* begin Stored rows *
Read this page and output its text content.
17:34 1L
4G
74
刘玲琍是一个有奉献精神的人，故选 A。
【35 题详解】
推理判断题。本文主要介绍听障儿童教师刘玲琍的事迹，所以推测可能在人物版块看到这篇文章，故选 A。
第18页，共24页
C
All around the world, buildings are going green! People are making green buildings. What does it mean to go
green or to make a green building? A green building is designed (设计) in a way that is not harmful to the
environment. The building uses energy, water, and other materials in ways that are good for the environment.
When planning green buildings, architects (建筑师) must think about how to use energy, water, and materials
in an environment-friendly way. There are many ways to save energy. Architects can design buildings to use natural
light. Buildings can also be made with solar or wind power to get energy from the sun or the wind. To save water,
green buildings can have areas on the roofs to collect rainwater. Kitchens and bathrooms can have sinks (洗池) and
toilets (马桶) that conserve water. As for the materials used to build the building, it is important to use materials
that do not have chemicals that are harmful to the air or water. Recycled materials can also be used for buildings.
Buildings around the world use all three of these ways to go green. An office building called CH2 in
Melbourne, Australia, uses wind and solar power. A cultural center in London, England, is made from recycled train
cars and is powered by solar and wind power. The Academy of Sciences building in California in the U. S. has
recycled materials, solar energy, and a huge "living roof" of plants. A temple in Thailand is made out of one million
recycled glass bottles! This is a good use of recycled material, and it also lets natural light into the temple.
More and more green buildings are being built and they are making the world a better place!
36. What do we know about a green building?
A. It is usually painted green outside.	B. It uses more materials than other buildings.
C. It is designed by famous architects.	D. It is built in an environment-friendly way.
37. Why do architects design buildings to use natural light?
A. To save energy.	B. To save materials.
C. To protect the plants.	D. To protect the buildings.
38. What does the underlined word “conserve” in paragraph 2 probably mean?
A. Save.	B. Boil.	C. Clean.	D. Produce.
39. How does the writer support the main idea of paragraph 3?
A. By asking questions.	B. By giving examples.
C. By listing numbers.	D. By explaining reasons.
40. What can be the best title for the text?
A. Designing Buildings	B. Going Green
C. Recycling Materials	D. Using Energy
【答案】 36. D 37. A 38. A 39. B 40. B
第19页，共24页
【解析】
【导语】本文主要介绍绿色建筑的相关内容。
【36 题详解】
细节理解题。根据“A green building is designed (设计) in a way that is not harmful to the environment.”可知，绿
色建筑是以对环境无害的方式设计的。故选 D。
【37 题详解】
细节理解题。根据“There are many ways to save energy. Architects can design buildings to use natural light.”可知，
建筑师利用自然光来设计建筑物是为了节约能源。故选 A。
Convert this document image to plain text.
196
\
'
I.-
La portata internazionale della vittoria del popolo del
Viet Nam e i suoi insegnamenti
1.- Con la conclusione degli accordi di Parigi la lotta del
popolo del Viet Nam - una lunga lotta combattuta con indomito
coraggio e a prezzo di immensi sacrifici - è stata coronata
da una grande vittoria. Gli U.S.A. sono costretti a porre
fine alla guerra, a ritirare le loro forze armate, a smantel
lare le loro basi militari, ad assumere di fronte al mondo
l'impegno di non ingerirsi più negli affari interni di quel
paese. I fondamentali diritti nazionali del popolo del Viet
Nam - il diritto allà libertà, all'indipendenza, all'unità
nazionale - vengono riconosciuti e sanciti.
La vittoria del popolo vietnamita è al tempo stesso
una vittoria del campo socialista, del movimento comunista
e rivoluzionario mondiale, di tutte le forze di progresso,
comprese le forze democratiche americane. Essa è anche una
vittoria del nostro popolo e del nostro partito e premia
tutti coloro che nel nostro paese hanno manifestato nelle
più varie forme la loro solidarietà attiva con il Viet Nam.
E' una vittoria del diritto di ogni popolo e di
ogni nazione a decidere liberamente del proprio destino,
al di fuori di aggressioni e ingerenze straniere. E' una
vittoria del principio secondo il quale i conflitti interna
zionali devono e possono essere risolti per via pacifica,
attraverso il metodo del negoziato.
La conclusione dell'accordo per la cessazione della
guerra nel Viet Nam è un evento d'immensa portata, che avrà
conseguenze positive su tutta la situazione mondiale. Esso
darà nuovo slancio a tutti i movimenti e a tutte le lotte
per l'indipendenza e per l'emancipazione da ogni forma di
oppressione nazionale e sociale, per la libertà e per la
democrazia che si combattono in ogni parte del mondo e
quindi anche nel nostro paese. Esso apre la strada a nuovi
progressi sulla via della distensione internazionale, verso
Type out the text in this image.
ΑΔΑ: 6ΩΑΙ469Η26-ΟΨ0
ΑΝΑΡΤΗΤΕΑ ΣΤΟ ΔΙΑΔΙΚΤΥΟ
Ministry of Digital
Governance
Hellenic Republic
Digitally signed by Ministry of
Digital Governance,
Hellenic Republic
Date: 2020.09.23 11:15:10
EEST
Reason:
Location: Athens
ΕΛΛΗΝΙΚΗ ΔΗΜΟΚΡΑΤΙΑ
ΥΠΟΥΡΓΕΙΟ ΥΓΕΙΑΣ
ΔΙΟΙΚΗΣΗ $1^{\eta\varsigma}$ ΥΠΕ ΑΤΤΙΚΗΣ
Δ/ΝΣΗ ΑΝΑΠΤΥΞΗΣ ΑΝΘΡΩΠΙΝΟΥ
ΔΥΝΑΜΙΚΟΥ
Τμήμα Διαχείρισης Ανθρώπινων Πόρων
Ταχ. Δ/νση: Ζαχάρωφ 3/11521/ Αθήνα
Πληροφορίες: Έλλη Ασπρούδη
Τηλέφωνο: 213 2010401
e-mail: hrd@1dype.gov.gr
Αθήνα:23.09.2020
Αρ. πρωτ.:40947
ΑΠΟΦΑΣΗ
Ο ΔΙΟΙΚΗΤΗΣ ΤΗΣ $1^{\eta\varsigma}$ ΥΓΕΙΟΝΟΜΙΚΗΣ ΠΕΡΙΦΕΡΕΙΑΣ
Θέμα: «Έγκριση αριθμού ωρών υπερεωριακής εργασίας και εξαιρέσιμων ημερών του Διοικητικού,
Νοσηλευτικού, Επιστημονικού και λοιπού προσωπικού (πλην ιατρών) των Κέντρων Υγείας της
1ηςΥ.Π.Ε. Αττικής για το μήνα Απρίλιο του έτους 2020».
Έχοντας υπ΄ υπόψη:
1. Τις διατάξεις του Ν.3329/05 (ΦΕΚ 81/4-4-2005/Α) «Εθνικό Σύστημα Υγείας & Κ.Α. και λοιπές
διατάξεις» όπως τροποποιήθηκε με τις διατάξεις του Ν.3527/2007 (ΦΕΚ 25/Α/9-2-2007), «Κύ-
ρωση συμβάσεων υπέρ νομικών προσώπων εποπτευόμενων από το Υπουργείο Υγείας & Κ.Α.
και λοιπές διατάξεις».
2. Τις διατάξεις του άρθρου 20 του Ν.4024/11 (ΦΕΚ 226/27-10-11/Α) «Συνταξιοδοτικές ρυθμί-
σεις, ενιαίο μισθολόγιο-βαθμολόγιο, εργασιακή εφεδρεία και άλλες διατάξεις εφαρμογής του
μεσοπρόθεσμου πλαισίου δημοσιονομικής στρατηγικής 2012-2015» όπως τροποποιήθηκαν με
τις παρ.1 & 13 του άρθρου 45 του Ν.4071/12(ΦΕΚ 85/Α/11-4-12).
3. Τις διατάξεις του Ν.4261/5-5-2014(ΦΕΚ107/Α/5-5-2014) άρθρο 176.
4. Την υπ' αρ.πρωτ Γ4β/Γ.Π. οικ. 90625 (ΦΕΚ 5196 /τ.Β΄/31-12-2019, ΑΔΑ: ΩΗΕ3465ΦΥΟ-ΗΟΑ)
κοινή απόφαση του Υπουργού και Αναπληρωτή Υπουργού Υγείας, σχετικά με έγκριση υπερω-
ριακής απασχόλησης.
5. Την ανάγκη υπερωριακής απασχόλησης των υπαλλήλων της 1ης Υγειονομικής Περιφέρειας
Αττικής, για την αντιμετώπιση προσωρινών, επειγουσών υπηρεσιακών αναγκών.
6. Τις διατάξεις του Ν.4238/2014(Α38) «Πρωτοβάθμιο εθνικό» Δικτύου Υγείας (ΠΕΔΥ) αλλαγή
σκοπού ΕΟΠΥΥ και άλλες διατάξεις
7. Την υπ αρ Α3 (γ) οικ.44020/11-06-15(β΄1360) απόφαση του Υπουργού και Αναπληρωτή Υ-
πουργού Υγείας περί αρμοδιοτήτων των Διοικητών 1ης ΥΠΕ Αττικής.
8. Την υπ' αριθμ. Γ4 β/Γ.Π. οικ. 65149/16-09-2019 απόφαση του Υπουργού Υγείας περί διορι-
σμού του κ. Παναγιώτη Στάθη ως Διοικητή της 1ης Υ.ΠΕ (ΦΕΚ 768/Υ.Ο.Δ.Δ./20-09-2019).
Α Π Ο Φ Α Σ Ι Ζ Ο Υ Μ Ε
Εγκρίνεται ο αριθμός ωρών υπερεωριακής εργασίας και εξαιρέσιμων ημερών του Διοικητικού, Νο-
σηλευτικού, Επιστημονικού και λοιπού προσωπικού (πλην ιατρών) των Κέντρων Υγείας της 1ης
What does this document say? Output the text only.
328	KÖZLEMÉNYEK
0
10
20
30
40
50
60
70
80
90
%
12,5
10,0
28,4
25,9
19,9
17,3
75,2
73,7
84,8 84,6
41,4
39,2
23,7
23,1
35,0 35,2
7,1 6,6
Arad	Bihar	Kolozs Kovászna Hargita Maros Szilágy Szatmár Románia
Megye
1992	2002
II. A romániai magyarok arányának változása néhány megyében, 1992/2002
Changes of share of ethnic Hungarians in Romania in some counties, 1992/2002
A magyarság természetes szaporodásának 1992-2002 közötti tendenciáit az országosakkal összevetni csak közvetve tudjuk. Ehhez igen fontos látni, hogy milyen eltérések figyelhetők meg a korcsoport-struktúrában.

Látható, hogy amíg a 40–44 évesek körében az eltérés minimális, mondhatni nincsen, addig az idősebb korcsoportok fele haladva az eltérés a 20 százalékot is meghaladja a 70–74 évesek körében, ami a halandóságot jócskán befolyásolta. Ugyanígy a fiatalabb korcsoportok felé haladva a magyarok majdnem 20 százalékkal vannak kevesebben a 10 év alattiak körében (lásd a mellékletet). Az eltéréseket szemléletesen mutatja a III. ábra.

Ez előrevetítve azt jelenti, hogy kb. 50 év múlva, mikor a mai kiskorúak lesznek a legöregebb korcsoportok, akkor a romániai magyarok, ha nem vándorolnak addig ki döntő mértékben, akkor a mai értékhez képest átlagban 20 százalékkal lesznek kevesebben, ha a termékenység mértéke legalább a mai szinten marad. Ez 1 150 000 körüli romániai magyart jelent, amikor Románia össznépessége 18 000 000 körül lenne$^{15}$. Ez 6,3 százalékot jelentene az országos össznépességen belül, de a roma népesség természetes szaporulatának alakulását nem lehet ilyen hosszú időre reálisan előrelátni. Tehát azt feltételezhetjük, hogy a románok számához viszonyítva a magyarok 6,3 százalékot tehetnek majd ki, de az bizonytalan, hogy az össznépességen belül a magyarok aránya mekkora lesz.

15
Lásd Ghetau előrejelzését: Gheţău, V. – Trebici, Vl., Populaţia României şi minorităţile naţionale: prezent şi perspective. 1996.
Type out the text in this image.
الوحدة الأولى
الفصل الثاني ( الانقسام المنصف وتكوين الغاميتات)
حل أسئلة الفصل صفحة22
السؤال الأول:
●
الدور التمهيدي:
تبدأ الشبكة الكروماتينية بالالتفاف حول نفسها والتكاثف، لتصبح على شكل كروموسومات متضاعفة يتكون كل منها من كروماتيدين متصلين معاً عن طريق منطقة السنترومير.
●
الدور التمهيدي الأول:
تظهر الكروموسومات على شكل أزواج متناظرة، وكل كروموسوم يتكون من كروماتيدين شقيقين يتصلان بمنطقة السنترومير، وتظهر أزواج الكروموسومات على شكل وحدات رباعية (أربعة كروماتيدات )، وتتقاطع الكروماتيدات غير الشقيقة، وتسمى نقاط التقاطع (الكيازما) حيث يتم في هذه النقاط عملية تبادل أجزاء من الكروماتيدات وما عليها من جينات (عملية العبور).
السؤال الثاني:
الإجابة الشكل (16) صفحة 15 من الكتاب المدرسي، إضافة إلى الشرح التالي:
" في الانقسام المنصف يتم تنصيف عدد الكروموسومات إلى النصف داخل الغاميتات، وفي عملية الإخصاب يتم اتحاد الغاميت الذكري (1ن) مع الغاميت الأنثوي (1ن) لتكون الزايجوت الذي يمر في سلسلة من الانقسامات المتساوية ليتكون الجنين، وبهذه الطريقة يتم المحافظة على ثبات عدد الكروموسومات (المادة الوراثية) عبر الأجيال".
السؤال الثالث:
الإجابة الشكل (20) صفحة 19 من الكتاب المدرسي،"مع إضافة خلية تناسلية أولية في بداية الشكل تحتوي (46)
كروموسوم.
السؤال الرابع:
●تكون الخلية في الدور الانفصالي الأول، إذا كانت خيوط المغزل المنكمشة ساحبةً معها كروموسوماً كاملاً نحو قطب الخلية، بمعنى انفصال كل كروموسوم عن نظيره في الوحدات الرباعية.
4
* end Stored rows *
Exercise brief
Return each line of the data that contains the string "romániai".

Correct output
II. A romániai magyarok arányának változása néhány megyében, 1992/2002
Ez előrevetítve azt jelenti, hogy kb. 50 év múlva, mikor a mai kiskorúak lesznek a legöregebb korcsoportok, akkor a romániai magyarok, ha nem vándorolnak addig ki döntő mértékben, akkor a mai értékhez képest átlagban 20 százalékkal lesznek kevesebben, ha a termékenység mértéke legalább a mai szinten marad. Ez 1 150 000 körüli romániai magyart jelent, amikor Románia össznépessége 18 000 000 körül lenne$^{15}$. Ez 6,3 százalékot jelentene az országos össznépességen belül, de a roma népesség természetes szaporulatának alakulását nem lehet ilyen hosszú időre reálisan előrelátni. Tehát azt feltételezhetjük, hogy a románok számához viszonyítva a magyarok 6,3 százalékot tehetnek majd ki, de az bizonytalan, hogy az össznépességen belül a magyarok aránya mekkora lesz.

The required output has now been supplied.